Text shown:
Thunder Bay – OPINION – This might sound really strange, but police are longing for a return to the “good old days”.

Back in the day, Thunder Bay was a city where weapons crime was primarily committed with knives.

Today, guns are increasingly the tool of choice for criminals.

There is an old saying about not bringing a knife to a gun fight. Back when police responded to weapons calls, they could be one up on the criminals.

Today, with growing gun violence in the city, police are being matched by gangsters.

Five or more years ago, from Thunder Bay we could read news pieces on the rampant gun crime in Toronto and in some cases have a certain smugness over how it was safer here.

That safety has ended. It is likely a part of the reason many police officers are increasingly concerned about their safety on the job.

From 2010 to 2020 Statistics Canada reports there were 74 homicides in Thunder Bay. The numbers range from a low of 3 murders in 2015 to a high of 11 in 2014. Over the past five years there have been 38 homicides.

There have been five homicides in the city so far this year.

At the root cause of the murders, simply put is the growing number of drug gang deaths.

The arrival of drug gangs from Toronto and Ottawa in our city has generated increased strife, increased crime, and put serious pressure on police.

The number of homicides has often put Thunder Bay atop the list as Canada’s “Murder Capital”.

It is a reason that many people in Thunder Bay are so deeply concerned about crime.

It has also created a massive “blame game” within the city.

There are those who seem to feel the blame belongs right on the desk of Thunder Bay Police Chief Sylvie Hauth. Others feel it is the Thunder Bay Police Services Board. Some feel it is the fault of the Mayor and City Council. There are even some feeling that it is the fault of media reporting of crime.

The Goal Must Be Solutions

The truth is it really doesn’t matter who you blame, the blame game, or shame game as some on social media are engaging, the real goal must be solutions.

The root cause of much of our city’s crime issue is addiction. Drug and alcohol addiction having in many cases its roots in the residential school era, issues with child welfare, and a lack of facilities to make real changes.

There is a massive shortage of addiction treatment facilities in Thunder Bay. One of the biggest issues is a lack of detox beds in the city. On average there are reportedly eight people per day turned away from detox.

Dataset entries:

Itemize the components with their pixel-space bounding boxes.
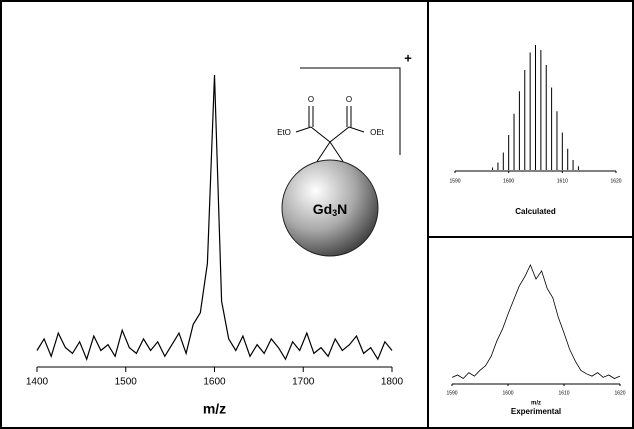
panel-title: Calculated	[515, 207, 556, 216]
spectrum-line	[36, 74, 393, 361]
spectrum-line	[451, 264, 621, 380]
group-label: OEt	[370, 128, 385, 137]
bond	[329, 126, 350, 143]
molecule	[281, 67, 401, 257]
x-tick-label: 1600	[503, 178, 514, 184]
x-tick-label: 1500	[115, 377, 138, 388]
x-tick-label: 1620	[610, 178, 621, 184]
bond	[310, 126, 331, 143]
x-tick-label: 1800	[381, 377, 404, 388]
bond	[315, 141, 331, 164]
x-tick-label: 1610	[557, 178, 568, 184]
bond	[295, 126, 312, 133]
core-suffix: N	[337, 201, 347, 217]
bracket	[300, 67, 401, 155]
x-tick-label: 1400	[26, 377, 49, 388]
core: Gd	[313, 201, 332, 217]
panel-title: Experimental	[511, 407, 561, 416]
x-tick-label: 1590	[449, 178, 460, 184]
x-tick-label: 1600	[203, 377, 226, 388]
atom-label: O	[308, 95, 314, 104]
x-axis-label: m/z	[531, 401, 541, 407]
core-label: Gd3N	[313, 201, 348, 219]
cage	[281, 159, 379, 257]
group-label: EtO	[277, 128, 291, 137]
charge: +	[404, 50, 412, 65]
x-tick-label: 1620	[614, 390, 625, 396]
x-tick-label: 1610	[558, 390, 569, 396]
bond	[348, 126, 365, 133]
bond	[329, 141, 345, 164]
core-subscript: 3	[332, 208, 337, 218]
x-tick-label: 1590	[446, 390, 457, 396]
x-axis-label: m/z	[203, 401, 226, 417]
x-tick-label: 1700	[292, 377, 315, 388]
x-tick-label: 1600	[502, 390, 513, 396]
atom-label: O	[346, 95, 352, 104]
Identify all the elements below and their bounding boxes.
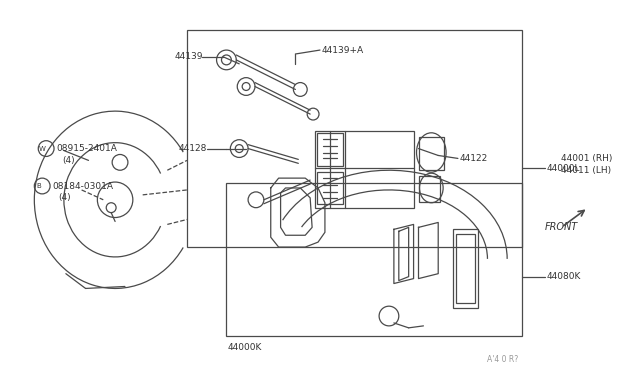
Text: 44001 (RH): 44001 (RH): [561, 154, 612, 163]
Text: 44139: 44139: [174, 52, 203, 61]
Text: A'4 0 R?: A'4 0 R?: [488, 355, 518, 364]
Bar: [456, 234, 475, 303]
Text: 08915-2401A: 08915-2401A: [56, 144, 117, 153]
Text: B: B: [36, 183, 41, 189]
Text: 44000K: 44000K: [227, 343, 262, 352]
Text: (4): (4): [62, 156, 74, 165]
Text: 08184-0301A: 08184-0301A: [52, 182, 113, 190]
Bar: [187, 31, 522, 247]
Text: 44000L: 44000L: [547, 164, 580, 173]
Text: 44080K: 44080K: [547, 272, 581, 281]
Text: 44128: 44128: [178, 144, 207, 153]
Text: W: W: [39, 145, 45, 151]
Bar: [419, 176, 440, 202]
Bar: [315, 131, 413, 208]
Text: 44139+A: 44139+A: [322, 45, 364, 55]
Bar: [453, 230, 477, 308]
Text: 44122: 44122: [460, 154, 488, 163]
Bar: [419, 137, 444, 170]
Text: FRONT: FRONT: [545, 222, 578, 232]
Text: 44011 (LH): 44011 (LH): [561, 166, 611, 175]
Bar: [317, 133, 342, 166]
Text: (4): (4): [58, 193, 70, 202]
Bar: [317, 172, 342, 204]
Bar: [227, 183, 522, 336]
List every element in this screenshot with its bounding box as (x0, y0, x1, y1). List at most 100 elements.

Goal 1: In the opinion piece on Thunder Bay crime, quote the passage from "Today, with growing" to "was safer here." word for word.
Goal 2: Extend the opinion piece on Thunder Bay crime, picking up after its final sentence about people turned away from detox.
The records have no connection to the opinion piece on crime in Thunder Bay.

Exercise response 1:
Today, with growing gun violence in the city, police are being matched by gangsters.

Five or more years ago, from Thunder Bay we could read news pieces on the rampant gun crime in Toronto and in some cases have a certain smugness over how it was safer here.

Exercise response 2:
Think of it this way, almost 3,000 people a year who want to quit drugs or alcohol can’t do it without help.

Take 3,000 customers away from drug dealers a year and their market shrinks to a smaller and smaller size.

Those Ottawa and Toronto drug dealing gangsters are in the city for one reason. They can make huge profits here. The market is growing, and there is nothing being done on a substantive level to reduce the size of that market.

There are ongoing efforts toward changing the paradigm in our city. Discussions have been ongoing between the city and province about increased treatment facilities in the city.

Once those discussions become bricks and mortar buildings with treatment and detox beds, it is likely we might see a change to the current status quo.

What else can you do?

You can submit tips anonymously through Crime Stoppers at 1-800-222-8477, online at www.p3tips.com.

Learn to recognize the signs of a drug trap house:

Signs of illegal activity

If a property is being used for an illegal activity you may notice some common signs.

Seeing one of these signs doesn’t always mean illegal activity is going on, but if they happen often or together, a problem may exist.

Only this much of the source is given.